→ Exercise:
Your task is to print the material below exactly as presented.

→ The records:

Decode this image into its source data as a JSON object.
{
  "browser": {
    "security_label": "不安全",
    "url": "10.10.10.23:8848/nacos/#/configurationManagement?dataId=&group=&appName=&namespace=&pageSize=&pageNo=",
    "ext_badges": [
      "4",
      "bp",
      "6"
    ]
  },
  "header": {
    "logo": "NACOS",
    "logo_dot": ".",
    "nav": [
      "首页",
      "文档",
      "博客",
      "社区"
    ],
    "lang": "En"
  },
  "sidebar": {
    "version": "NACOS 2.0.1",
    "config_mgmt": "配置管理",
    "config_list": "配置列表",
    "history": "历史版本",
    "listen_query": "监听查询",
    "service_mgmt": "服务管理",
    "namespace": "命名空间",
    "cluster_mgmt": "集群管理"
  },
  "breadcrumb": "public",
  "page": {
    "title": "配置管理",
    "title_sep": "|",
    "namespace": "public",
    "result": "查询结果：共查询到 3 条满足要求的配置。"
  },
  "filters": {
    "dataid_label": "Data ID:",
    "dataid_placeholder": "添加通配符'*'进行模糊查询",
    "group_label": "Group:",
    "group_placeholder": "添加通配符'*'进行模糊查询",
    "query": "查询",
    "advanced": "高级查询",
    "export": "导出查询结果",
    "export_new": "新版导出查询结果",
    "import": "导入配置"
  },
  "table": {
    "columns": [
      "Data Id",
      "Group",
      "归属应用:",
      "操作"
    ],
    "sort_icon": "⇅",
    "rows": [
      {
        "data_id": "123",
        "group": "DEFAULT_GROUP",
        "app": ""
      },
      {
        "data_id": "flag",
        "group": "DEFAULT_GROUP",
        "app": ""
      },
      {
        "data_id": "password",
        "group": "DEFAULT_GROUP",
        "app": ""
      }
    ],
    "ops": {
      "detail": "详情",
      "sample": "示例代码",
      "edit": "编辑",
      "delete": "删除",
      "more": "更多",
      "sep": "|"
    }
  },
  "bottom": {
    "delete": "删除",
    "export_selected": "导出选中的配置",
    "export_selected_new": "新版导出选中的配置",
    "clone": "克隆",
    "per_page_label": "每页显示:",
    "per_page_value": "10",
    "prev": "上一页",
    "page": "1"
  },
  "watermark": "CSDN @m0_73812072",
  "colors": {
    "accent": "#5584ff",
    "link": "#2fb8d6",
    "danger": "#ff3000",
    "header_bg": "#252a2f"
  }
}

→ The answer:
Decode this image into its source data as a JSON object.
{
  "browser": {
    "security_label": "不安全",
    "url": "10.10.10.23:8848/nacos/#/configurationManagement?dataId=&group=&appName=&namespace=&pageSize=&pageNo=",
    "ext_badges": [
      "4",
      "bp",
      "6"
    ]
  },
  "header": {
    "logo": "NACOS",
    "logo_dot": ".",
    "nav": [
      "首页",
      "文档",
      "博客",
      "社区"
    ],
    "lang": "En"
  },
  "sidebar": {
    "version": "NACOS 2.0.1",
    "config_mgmt": "配置管理",
    "config_list": "配置列表",
    "history": "历史版本",
    "listen_query": "监听查询",
    "service_mgmt": "服务管理",
    "namespace": "命名空间",
    "cluster_mgmt": "集群管理"
  },
  "breadcrumb": "public",
  "page": {
    "title": "配置管理",
    "title_sep": "|",
    "namespace": "public",
    "result": "查询结果：共查询到 3 条满足要求的配置。"
  },
  "filters": {
    "dataid_label": "Data ID:",
    "dataid_placeholder": "添加通配符'*'进行模糊查询",
    "group_label": "Group:",
    "group_placeholder": "添加通配符'*'进行模糊查询",
    "query": "查询",
    "advanced": "高级查询",
    "export": "导出查询结果",
    "export_new": "新版导出查询结果",
    "import": "导入配置"
  },
  "table": {
    "columns": [
      "Data Id",
      "Group",
      "归属应用:",
      "操作"
    ],
    "sort_icon": "⇅",
    "rows": [
      {
        "data_id": "123",
        "group": "DEFAULT_GROUP",
        "app": ""
      },
      {
        "data_id": "flag",
        "group": "DEFAULT_GROUP",
        "app": ""
      },
      {
        "data_id": "password",
        "group": "DEFAULT_GROUP",
        "app": ""
      }
    ],
    "ops": {
      "detail": "详情",
      "sample": "示例代码",
      "edit": "编辑",
      "delete": "删除",
      "more": "更多",
      "sep": "|"
    }
  },
  "bottom": {
    "delete": "删除",
    "export_selected": "导出选中的配置",
    "export_selected_new": "新版导出选中的配置",
    "clone": "克隆",
    "per_page_label": "每页显示:",
    "per_page_value": "10",
    "prev": "上一页",
    "page": "1"
  },
  "watermark": "CSDN @m0_73812072",
  "colors": {
    "accent": "#5584ff",
    "link": "#2fb8d6",
    "danger": "#ff3000",
    "header_bg": "#252a2f"
  }
}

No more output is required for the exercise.